__Task to carry out__:
Exact reproduction of the data is required, with images excluded.

══ Material ══

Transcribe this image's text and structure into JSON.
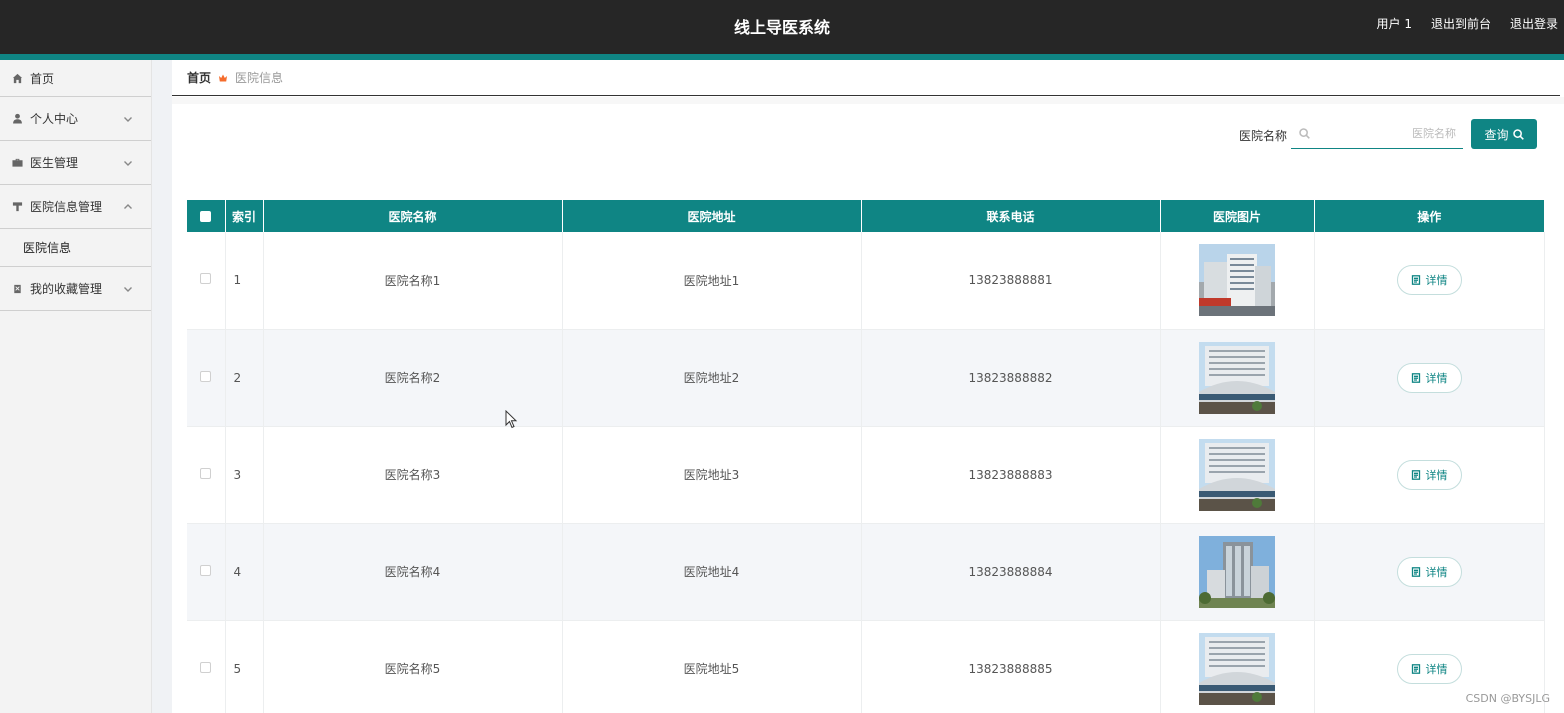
{
  "header": {
    "title": "线上导医系统",
    "links": [
      "用户 1",
      "退出到前台",
      "退出登录"
    ]
  },
  "sidebar": {
    "items": [
      {
        "label": "首页",
        "icon": "home-icon"
      },
      {
        "label": "个人中心",
        "icon": "user-icon",
        "expandable": true
      },
      {
        "label": "医生管理",
        "icon": "briefcase-icon",
        "expandable": true
      },
      {
        "label": "医院信息管理",
        "icon": "stamp-icon",
        "expandable": true,
        "expanded": true
      },
      {
        "label": "我的收藏管理",
        "icon": "clipboard-icon",
        "expandable": true
      }
    ],
    "submenu": [
      "医院信息"
    ]
  },
  "breadcrumb": {
    "home": "首页",
    "current": "医院信息"
  },
  "search": {
    "label": "医院名称",
    "placeholder": "医院名称",
    "value": "",
    "button_label": "查询"
  },
  "table": {
    "columns": [
      "索引",
      "医院名称",
      "医院地址",
      "联系电话",
      "医院图片",
      "操作"
    ],
    "rows": [
      {
        "index": "1",
        "name": "医院名称1",
        "address": "医院地址1",
        "phone": "13823888881",
        "image": "hospital-photo-a",
        "action": "详情"
      },
      {
        "index": "2",
        "name": "医院名称2",
        "address": "医院地址2",
        "phone": "13823888882",
        "image": "hospital-photo-b",
        "action": "详情"
      },
      {
        "index": "3",
        "name": "医院名称3",
        "address": "医院地址3",
        "phone": "13823888883",
        "image": "hospital-photo-b",
        "action": "详情"
      },
      {
        "index": "4",
        "name": "医院名称4",
        "address": "医院地址4",
        "phone": "13823888884",
        "image": "hospital-photo-c",
        "action": "详情"
      },
      {
        "index": "5",
        "name": "医院名称5",
        "address": "医院地址5",
        "phone": "13823888885",
        "image": "hospital-photo-b",
        "action": "详情"
      }
    ]
  },
  "watermark": "CSDN @BYSJLG",
  "colors": {
    "accent": "#0f8584",
    "topbar": "#262626",
    "breadcrumb_icon": "#f56c2c"
  }
}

═══

__Worked answer__:
Transcribe this image's text and structure into JSON.
{
  "header": {
    "title": "线上导医系统",
    "links": [
      "用户 1",
      "退出到前台",
      "退出登录"
    ]
  },
  "sidebar": {
    "items": [
      {
        "label": "首页",
        "icon": "home-icon"
      },
      {
        "label": "个人中心",
        "icon": "user-icon",
        "expandable": true
      },
      {
        "label": "医生管理",
        "icon": "briefcase-icon",
        "expandable": true
      },
      {
        "label": "医院信息管理",
        "icon": "stamp-icon",
        "expandable": true,
        "expanded": true
      },
      {
        "label": "我的收藏管理",
        "icon": "clipboard-icon",
        "expandable": true
      }
    ],
    "submenu": [
      "医院信息"
    ]
  },
  "breadcrumb": {
    "home": "首页",
    "current": "医院信息"
  },
  "search": {
    "label": "医院名称",
    "placeholder": "医院名称",
    "value": "",
    "button_label": "查询"
  },
  "table": {
    "columns": [
      "索引",
      "医院名称",
      "医院地址",
      "联系电话",
      "医院图片",
      "操作"
    ],
    "rows": [
      {
        "index": "1",
        "name": "医院名称1",
        "address": "医院地址1",
        "phone": "13823888881",
        "image": "hospital-photo-a",
        "action": "详情"
      },
      {
        "index": "2",
        "name": "医院名称2",
        "address": "医院地址2",
        "phone": "13823888882",
        "image": "hospital-photo-b",
        "action": "详情"
      },
      {
        "index": "3",
        "name": "医院名称3",
        "address": "医院地址3",
        "phone": "13823888883",
        "image": "hospital-photo-b",
        "action": "详情"
      },
      {
        "index": "4",
        "name": "医院名称4",
        "address": "医院地址4",
        "phone": "13823888884",
        "image": "hospital-photo-c",
        "action": "详情"
      },
      {
        "index": "5",
        "name": "医院名称5",
        "address": "医院地址5",
        "phone": "13823888885",
        "image": "hospital-photo-b",
        "action": "详情"
      }
    ]
  },
  "watermark": "CSDN @BYSJLG",
  "colors": {
    "accent": "#0f8584",
    "topbar": "#262626",
    "breadcrumb_icon": "#f56c2c"
  }
}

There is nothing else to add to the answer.